▶ [WRITTEN INSTRUCTION]:
Reproduce the material between the line holding "ok-button[interactable]: Ok (1300, 341, 1508, 382)" and the line holding "Annotate this image: element", inclusive, with nothing altered.

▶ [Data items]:
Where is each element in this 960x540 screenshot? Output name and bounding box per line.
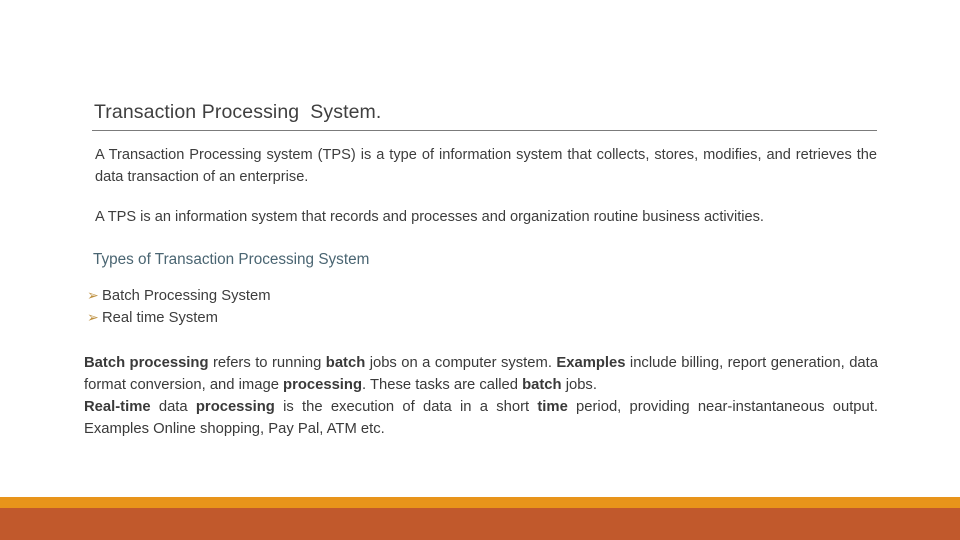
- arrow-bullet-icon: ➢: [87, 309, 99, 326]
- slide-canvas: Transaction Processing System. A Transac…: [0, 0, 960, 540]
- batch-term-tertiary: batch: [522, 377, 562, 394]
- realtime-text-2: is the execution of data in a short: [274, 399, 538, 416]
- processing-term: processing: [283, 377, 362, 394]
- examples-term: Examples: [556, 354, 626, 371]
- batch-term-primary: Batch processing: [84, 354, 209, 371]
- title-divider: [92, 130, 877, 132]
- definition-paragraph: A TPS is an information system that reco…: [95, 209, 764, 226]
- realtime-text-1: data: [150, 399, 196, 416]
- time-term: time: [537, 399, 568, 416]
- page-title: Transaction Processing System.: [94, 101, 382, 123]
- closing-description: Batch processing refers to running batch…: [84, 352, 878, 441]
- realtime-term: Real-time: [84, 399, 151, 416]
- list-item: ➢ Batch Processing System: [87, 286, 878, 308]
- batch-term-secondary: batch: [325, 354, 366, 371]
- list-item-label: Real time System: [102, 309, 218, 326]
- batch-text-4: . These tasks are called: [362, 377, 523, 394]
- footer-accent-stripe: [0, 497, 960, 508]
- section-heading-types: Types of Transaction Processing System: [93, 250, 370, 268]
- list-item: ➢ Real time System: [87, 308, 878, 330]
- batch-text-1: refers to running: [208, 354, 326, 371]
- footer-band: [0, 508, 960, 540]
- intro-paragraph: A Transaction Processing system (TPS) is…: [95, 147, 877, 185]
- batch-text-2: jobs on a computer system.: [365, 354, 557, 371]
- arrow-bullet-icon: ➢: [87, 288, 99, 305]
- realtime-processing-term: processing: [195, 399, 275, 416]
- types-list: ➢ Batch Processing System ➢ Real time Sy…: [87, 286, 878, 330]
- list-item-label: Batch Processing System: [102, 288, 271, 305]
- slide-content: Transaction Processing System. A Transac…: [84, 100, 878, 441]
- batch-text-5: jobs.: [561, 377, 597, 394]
...
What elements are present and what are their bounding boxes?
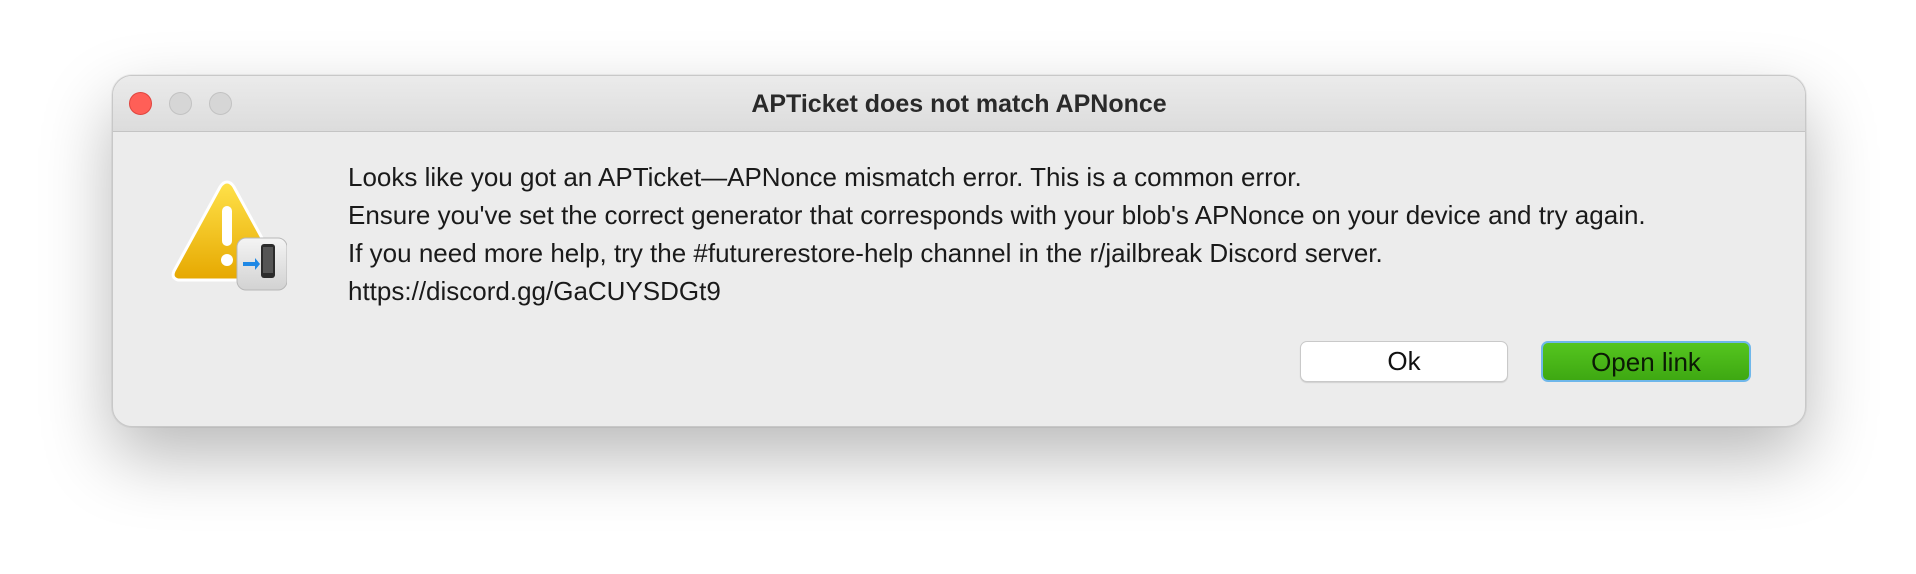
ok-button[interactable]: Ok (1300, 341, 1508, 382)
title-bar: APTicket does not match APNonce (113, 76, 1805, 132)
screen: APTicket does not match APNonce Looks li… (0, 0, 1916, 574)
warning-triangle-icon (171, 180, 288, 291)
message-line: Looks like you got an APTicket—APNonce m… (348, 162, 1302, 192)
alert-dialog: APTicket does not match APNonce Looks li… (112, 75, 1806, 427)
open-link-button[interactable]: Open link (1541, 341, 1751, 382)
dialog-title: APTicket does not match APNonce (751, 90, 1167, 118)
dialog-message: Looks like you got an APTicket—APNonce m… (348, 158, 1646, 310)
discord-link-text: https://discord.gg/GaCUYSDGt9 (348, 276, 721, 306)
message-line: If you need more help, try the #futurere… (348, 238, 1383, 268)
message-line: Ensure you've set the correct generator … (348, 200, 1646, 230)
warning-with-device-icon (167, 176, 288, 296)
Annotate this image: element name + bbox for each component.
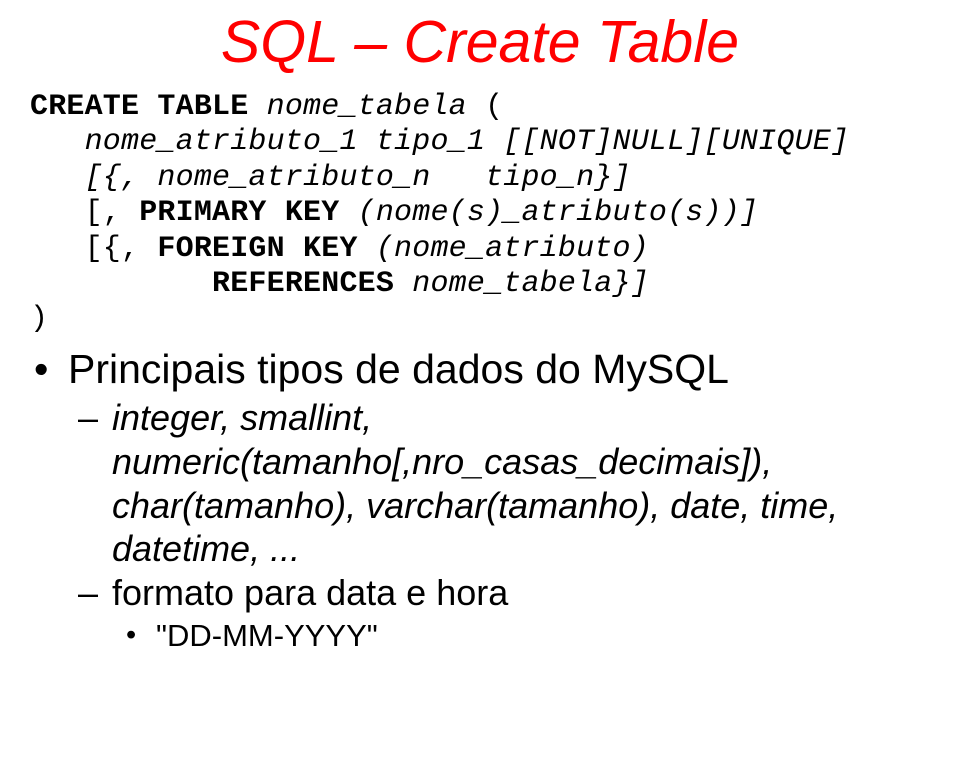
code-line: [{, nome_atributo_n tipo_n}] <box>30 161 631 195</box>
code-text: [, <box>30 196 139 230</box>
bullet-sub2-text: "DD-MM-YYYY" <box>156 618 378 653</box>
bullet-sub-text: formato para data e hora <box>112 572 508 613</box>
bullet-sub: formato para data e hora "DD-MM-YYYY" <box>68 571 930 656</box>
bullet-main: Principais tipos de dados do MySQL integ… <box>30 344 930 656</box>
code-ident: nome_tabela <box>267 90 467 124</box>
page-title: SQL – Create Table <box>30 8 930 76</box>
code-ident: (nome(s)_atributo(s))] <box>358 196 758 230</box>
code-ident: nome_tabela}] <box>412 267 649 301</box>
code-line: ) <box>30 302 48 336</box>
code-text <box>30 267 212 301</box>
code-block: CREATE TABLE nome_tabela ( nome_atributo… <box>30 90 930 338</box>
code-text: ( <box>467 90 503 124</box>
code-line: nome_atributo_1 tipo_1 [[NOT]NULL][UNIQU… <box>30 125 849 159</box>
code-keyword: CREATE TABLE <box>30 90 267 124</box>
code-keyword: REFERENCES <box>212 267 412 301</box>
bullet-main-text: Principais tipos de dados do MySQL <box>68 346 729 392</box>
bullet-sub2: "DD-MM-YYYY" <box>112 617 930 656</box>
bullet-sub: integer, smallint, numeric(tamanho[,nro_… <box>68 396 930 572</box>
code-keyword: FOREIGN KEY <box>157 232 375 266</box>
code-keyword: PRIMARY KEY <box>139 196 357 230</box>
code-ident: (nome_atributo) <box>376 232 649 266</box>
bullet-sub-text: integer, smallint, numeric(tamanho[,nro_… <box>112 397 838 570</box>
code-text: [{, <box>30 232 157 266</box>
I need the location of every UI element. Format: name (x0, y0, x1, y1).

▶ [WRITTEN REPLY]:
ok-button[interactable]: Ok (1300, 341, 1508, 382)
title-bar: APTicket does not match APNonce (113, 76, 1805, 132)
screen: APTicket does not match APNonce Looks li… (0, 0, 1916, 574)
warning-triangle-icon (171, 180, 288, 291)
message-line: Looks like you got an APTicket—APNonce m… (348, 162, 1302, 192)
alert-dialog: APTicket does not match APNonce Looks li… (112, 75, 1806, 427)
open-link-button[interactable]: Open link (1541, 341, 1751, 382)
dialog-title: APTicket does not match APNonce (751, 90, 1167, 118)
dialog-message: Looks like you got an APTicket—APNonce m… (348, 158, 1646, 310)
discord-link-text: https://discord.gg/GaCUYSDGt9 (348, 276, 721, 306)
message-line: If you need more help, try the #futurere… (348, 238, 1383, 268)
message-line: Ensure you've set the correct generator … (348, 200, 1646, 230)
warning-with-device-icon (167, 176, 288, 296)
Annotate this image: element name + bbox for each component.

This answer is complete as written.